改革开放最大的成果之一,就是我们中国人消费能力、消费水平的提高。在满足了基本生活需求以后,人们开始追求更高层次的需求--住房热、轿车热发展至名牌热……,前不久,世界排名第六的顶级名表“伯爵”表全球限量发行4块,售价为200万元,其中一块被我们中国的一位成功企业家收入囊中,据说其作出购买决策的思考时间只有20分钟。而世界第一奢侈品牌“路易-威登”,在中国的营业额已跃升为全球第三。杭州大厦购物中心更是创造了开店一小时销售40万元人民币的世界记录。到了圣诞节前后,成千上万来自中国各地的旅
游采购团,成群结队地到香港去“血拼”,中国游客因而成为欧美、香港商家最欢迎的顾客。如此一来,世界大牌厂商纷纷把目光聚焦在中国,尤其是上海的外滩、南京西路已经成为世界大牌的聚集地。自打乔治-阿玛妮在上海外滩开设了亚洲最大的航旗店以后,外滩的商铺已经飙升到了不问租金,一店难求的地步。谈论奢侈大牌,引进奢侈大牌,向往奢侈大牌,似乎成了近期人们关注指数较高的话题。问题是,我们中国人真的是富得流油了吗?扬州人消费奢侈品的时机真的到来了吗?要弄清楚这些问题,首先我们应该了解:
一、为什么叫奢侈品?
奢侈品(luxury)是港澳台地区的白领对诸如路易-威登、阿玛妮、香奈儿、古琦、克莉斯汀-迪奥、普拉达、弗罗嘎姆等国际顶级品牌的戏称。上述品牌以其品牌价值高、品牌历史悠久、品牌文化深厚,而被全球的社会名流、公众人物、体育娱乐明星所热捧。一旦拥有它、穿上它,就被视为身份的象征。然而这些奢侈品单品的价格往往令人咋舌。其价格带一般是从五千到十几万元之间,是一个国家著名品牌价格的8~10倍。对一些月薪区区几千元的白领来说,这些可望不可及的顶级品牌,只能戏称为“奢侈品”了。
二、为什么热销在中国?
相对于必需品,奢侈品属于需求弹性较高的商品。按照经济学的观点,“对保证人们一个体面的生活状况来说,并非严格需要的商品”。这是亚当-斯密和李嘉图为奢侈品所作出的定义。在欧美发达国家,什么阶层消费什么商品,完全是一种理智型的消费。即使是一些社会名流,成功人士,他们在日常消费中,也比较节俭,就拿穿着来说,人们更加喜欢“无印良品”。而在北京秀水街、上海襄阳路市场,前来淘仿冒奢侈品的80%以上是老外。同时,欧美国家还开征了奢侈品税,以此平衡贫富差距。因此,这就不难理解,在法国路易-威登专卖店排队购买其皮具的,为什么90%以上是中国游客了。
按照中国目前的经济发展状况,我们的人均GDP只有1300美元,是美国的1/30,尚有近亿人口在温饱线以下。而目前消费得起奢侈品的,也只有高收入支持下的先锋消费群体。他们的个人年可支配收入在2万元以上,家庭总的年可支配收入在6万元以上,这部分群体目前在中国只有5000万人。同时,按照中国人的消费支出模式,一般不会象美国人那样去借贷消费。那么为什么奢侈品在中国的业绩节节攀升而跃居全球第二呢?

[带标注的清单条目]
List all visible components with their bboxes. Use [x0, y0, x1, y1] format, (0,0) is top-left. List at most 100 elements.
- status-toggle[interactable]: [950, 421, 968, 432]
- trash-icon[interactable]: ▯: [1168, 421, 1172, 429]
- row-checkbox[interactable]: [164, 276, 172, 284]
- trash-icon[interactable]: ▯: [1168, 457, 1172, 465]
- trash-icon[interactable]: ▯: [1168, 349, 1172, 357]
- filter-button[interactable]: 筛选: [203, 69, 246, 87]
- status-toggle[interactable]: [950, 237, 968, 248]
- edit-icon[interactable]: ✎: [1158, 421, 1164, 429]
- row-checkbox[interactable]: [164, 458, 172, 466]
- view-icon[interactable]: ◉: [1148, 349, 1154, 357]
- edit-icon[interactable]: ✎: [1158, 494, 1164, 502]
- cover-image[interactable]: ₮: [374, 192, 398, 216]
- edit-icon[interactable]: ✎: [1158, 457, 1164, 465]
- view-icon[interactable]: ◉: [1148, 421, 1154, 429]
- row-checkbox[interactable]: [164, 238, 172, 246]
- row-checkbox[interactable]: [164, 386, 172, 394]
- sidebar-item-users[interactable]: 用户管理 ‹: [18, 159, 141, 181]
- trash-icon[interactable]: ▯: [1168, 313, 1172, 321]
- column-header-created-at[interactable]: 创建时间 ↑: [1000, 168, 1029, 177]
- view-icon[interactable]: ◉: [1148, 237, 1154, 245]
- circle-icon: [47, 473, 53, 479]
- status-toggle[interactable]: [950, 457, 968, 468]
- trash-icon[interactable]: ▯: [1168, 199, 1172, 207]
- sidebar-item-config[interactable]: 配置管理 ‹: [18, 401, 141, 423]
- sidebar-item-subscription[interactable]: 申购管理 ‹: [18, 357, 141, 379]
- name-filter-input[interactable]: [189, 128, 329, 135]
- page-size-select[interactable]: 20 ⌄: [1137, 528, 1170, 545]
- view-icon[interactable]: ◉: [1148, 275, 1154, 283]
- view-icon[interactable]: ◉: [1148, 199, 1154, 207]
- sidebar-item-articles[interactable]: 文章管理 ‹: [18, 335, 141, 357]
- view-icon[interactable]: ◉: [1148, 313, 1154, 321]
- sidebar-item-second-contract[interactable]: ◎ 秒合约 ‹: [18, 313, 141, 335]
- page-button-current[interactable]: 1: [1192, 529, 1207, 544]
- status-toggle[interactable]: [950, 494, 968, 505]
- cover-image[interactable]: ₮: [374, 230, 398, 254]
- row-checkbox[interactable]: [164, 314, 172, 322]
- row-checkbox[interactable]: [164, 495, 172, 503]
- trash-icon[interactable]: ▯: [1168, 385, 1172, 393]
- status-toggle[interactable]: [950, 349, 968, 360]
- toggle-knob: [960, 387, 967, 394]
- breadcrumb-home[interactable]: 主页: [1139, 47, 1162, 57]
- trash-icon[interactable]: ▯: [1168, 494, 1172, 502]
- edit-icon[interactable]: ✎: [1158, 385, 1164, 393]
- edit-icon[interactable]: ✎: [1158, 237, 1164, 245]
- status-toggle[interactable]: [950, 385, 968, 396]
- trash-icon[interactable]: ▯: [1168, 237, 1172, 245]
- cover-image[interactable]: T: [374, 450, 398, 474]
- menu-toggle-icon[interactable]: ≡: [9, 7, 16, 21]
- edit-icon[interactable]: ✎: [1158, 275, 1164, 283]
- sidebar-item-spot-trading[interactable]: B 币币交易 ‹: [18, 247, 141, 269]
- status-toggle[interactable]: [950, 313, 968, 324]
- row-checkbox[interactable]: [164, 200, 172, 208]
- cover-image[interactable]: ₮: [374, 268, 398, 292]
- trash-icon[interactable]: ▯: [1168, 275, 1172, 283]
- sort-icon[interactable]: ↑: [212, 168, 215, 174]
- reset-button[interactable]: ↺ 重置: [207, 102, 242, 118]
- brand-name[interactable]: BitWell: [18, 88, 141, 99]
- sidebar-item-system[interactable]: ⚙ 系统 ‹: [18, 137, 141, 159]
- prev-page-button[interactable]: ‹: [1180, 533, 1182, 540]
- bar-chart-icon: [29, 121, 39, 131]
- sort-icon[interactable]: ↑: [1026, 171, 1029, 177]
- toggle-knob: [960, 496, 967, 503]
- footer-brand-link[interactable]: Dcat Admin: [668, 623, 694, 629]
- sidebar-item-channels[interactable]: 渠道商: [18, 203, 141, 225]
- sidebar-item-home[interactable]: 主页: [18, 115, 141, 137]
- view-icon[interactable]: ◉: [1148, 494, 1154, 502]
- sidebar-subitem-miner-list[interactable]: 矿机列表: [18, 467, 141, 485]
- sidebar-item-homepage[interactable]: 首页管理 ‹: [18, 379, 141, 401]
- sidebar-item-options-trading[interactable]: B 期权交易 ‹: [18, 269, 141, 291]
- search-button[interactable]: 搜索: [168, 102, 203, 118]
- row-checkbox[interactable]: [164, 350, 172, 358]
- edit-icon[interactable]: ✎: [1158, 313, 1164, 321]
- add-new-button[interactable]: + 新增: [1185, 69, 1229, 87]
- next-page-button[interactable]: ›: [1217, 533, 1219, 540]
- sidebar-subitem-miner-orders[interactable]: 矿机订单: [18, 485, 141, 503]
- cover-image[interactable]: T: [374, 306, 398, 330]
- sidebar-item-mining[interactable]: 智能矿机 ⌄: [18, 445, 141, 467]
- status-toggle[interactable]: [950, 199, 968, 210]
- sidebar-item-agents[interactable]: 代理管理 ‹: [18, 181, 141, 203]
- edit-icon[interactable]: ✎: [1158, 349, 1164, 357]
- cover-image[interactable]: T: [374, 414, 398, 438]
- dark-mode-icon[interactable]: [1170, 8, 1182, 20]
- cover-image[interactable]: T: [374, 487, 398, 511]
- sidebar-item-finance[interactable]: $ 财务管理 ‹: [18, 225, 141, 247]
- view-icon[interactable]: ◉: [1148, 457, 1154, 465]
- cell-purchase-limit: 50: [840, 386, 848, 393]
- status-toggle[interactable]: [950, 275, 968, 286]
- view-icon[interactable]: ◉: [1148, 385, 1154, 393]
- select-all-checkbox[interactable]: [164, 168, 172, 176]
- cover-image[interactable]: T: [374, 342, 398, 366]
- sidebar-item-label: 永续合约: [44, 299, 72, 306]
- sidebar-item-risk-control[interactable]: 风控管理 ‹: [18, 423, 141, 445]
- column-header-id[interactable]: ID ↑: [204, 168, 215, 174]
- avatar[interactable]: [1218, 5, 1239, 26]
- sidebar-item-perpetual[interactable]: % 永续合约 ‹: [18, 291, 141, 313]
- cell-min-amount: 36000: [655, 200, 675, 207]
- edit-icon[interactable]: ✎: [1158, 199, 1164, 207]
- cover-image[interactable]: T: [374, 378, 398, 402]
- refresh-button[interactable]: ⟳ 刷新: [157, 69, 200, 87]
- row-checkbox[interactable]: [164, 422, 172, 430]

书面任务 1 →
返回清单中所有含有字符串“column”的行。
书面任务 2 →
接着这篇谈中国奢侈品消费的文章，从正文末句之后续写下去。

任务结果 1 →
- column-header-created-at[interactable]: 创建时间 ↑: [1000, 168, 1029, 177]
- column-header-id[interactable]: ID ↑: [204, 168, 215, 174]

任务结果 2 →
一方面,我们中国人的消费能力确实大大提高,我们在如饥似渴地吸取国外文化的同时,也有一些人丢掉了我们民族传统的美德,不假思索地将欧美的一些奢侈文化学了过来。追逐名品,爱慕虚荣,明明超过了自己的经济承受能力,也要花几万元潇洒一回。另一方面,中国的奢侈品消费的主力,是一些收入对其不能起制约作用的特殊获利阶层。象原沈阳市市长慕绥新,经常是着一身杰尼亚品牌出席公众场合,就有香港的记者提出质疑:这一身杰尼亚价值数万元,他消费得起吗?这种畸型消费恰恰为奢侈品厂商带来了滚滚的现金流。
三、为什么进中小城市?
前文所述,世界奢侈品公司已将营销总部转到中国,中国经济发达地区的城市,已成为他们下一个战略目标。然而,不能不说老外的经营理念是先进的,他们进入一个新市场,是有硬性的准入门槛的:达到中等发达国家的经济水平、人均GDP要在4000美元以上;人均可支配收入在1.2万元以上。即使符合以上标准,也只有兰蔻、资生堂、CD、SKⅡ等顶级化妆品先期进入探路。拿我们处在发达与欠发达交汇处的扬州举例,人均GDP为2100美元,是“长三角”16个城市平均水平的1/2,人均可支配收入尚未达万元,排名16个城市的倒数第二。按照奢侈品厂商“嫌贫爱富”的标准,奢侈品的进入,恐怕还要再等上个5~8年。
诚然,我们最终是能消费得起奢侈品的,但是,既然它属于并非生活严格需要的商品,我们为何要那么关注它呢?在全球崇尚低消耗生产、适度消费、绿色营销的大趋势下,把奢侈品消费作为衡量一个城市经济发展的晴雨表,绝不是一种科学的发展观,而是一种连西方人都唾弃的奢侈文化、颓废观。